▶ **Rows from a figure dataset**:
==================================================
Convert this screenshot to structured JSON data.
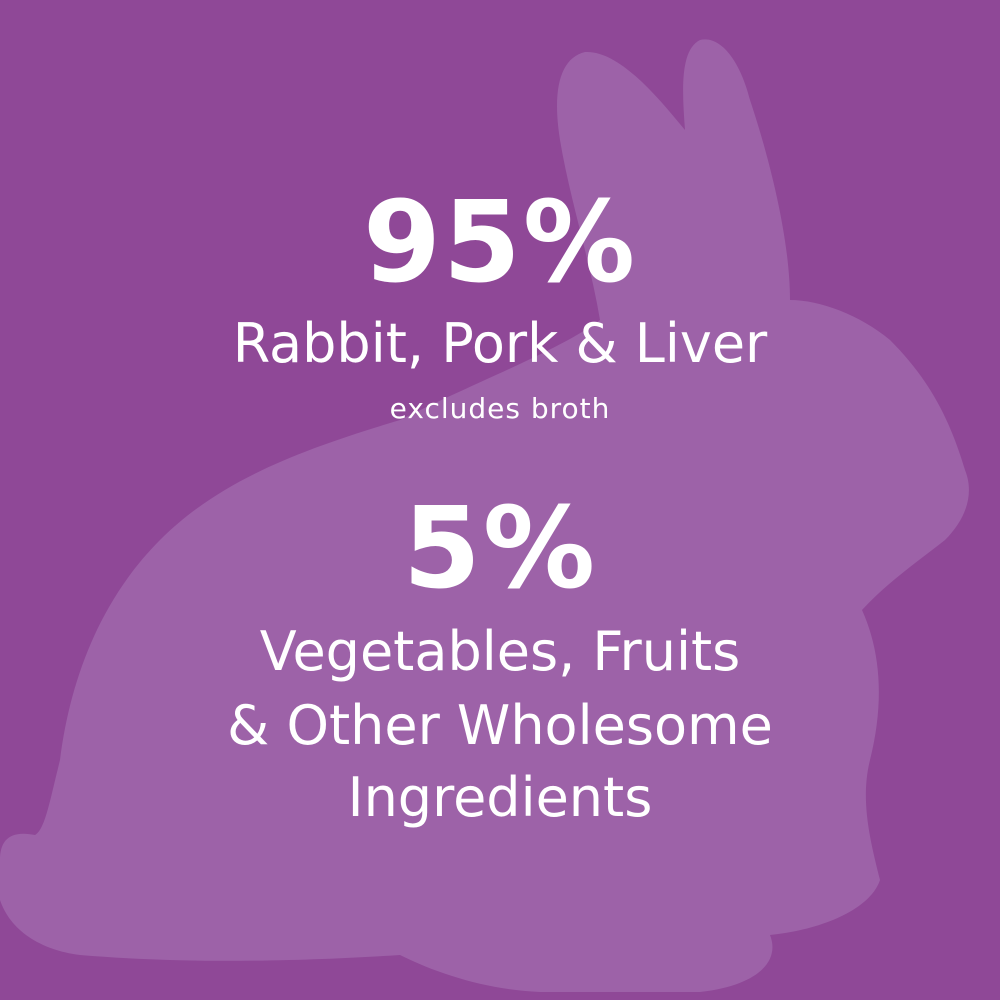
{
  "colors": {
    "background": "#8f4897",
    "silhouette": "#9d62a8",
    "text": "#ffffff"
  },
  "silhouette_icon": "rabbit-silhouette",
  "stat1": {
    "value": "95%",
    "label": "Rabbit, Pork & Liver",
    "note": "excludes broth"
  },
  "stat2": {
    "value": "5%",
    "label_lines": [
      "Vegetables, Fruits",
      "& Other Wholesome",
      "Ingredients"
    ]
  }
}
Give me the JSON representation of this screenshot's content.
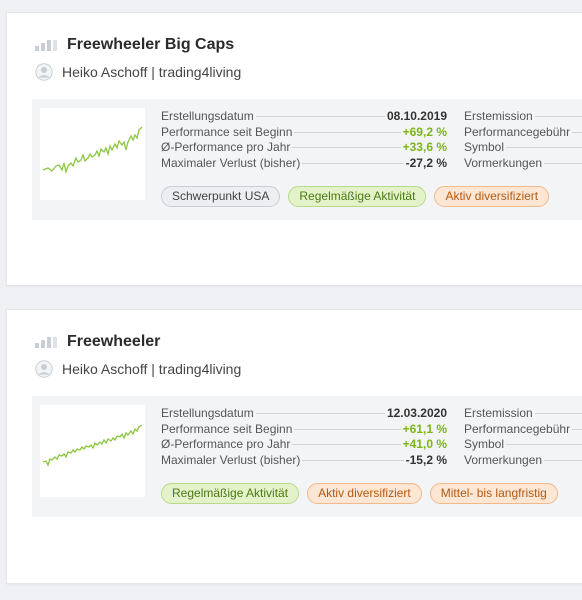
{
  "strategies": [
    {
      "title": "Freewheeler Big Caps",
      "author": "Heiko Aschoff | trading4living",
      "stats": [
        {
          "label": "Erstellungsdatum",
          "value": "08.10.2019",
          "positive": false
        },
        {
          "label": "Performance seit Beginn",
          "value": "+69,2 %",
          "positive": true
        },
        {
          "label": "Ø-Performance pro Jahr",
          "value": "+33,6 %",
          "positive": true
        },
        {
          "label": "Maximaler Verlust (bisher)",
          "value": "-27,2 %",
          "positive": false
        }
      ],
      "stats_right": [
        "Erstemission",
        "Performancegebühr",
        "Symbol",
        "Vormerkungen"
      ],
      "tags": [
        {
          "label": "Schwerpunkt USA",
          "color": "grey"
        },
        {
          "label": "Regelmäßige Aktivität",
          "color": "green"
        },
        {
          "label": "Aktiv diversifiziert",
          "color": "orange"
        }
      ]
    },
    {
      "title": "Freewheeler",
      "author": "Heiko Aschoff | trading4living",
      "stats": [
        {
          "label": "Erstellungsdatum",
          "value": "12.03.2020",
          "positive": false
        },
        {
          "label": "Performance seit Beginn",
          "value": "+61,1 %",
          "positive": true
        },
        {
          "label": "Ø-Performance pro Jahr",
          "value": "+41,0 %",
          "positive": true
        },
        {
          "label": "Maximaler Verlust (bisher)",
          "value": "-15,2 %",
          "positive": false
        }
      ],
      "stats_right": [
        "Erstemission",
        "Performancegebühr",
        "Symbol",
        "Vormerkungen"
      ],
      "tags": [
        {
          "label": "Regelmäßige Aktivität",
          "color": "green"
        },
        {
          "label": "Aktiv diversifiziert",
          "color": "orange"
        },
        {
          "label": "Mittel- bis langfristig",
          "color": "orange"
        }
      ]
    }
  ],
  "colors": {
    "positive": "#7cb518",
    "sparkline": "#8cc63f",
    "tag_green_bg": "#e4f2c9",
    "tag_orange_bg": "#fde6d3",
    "tag_grey_bg": "#eceef1"
  }
}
==================================================
Write out every line of the entries that holds the word "JSON".

Convert this screenshot to structured JSON data.
Give me the JSON representation of this screenshot's content.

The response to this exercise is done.